Give the data a second time, exactly and in full.

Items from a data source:
********************

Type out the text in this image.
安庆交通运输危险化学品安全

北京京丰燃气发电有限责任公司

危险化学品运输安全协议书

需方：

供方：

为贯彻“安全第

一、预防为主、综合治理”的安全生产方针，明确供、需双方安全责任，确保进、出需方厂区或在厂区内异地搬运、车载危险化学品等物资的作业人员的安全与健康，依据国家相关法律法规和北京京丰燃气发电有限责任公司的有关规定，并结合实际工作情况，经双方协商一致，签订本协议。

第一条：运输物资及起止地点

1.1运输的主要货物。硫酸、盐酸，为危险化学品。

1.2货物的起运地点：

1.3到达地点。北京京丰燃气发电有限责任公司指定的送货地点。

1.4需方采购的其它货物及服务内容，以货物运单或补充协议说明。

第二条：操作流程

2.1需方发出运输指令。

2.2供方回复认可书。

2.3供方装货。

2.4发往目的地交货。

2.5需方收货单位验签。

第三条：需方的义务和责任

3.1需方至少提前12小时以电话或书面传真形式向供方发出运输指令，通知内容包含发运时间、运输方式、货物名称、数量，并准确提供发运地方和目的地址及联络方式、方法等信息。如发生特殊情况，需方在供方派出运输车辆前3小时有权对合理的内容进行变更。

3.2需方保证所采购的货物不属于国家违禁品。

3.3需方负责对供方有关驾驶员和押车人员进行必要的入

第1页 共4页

********************

THE COMPLETED TASK:
Type out the text in this image.
安庆交通运输危险化学品安全

北京京丰燃气发电有限责任公司

危险化学品运输安全协议书

需方：

供方：

为贯彻“安全第

一、预防为主、综合治理”的安全生产方针，明确供、需双方安全责任，确保进、出需方厂区或在厂区内异地搬运、车载危险化学品等物资的作业人员的安全与健康，依据国家相关法律法规和北京京丰燃气发电有限责任公司的有关规定，并结合实际工作情况，经双方协商一致，签订本协议。

第一条：运输物资及起止地点

1.1运输的主要货物。硫酸、盐酸，为危险化学品。

1.2货物的起运地点：

1.3到达地点。北京京丰燃气发电有限责任公司指定的送货地点。

1.4需方采购的其它货物及服务内容，以货物运单或补充协议说明。

第二条：操作流程

2.1需方发出运输指令。

2.2供方回复认可书。

2.3供方装货。

2.4发往目的地交货。

2.5需方收货单位验签。

第三条：需方的义务和责任

3.1需方至少提前12小时以电话或书面传真形式向供方发出运输指令，通知内容包含发运时间、运输方式、货物名称、数量，并准确提供发运地方和目的地址及联络方式、方法等信息。如发生特殊情况，需方在供方派出运输车辆前3小时有权对合理的内容进行变更。

3.2需方保证所采购的货物不属于国家违禁品。

3.3需方负责对供方有关驾驶员和押车人员进行必要的入

第1页 共4页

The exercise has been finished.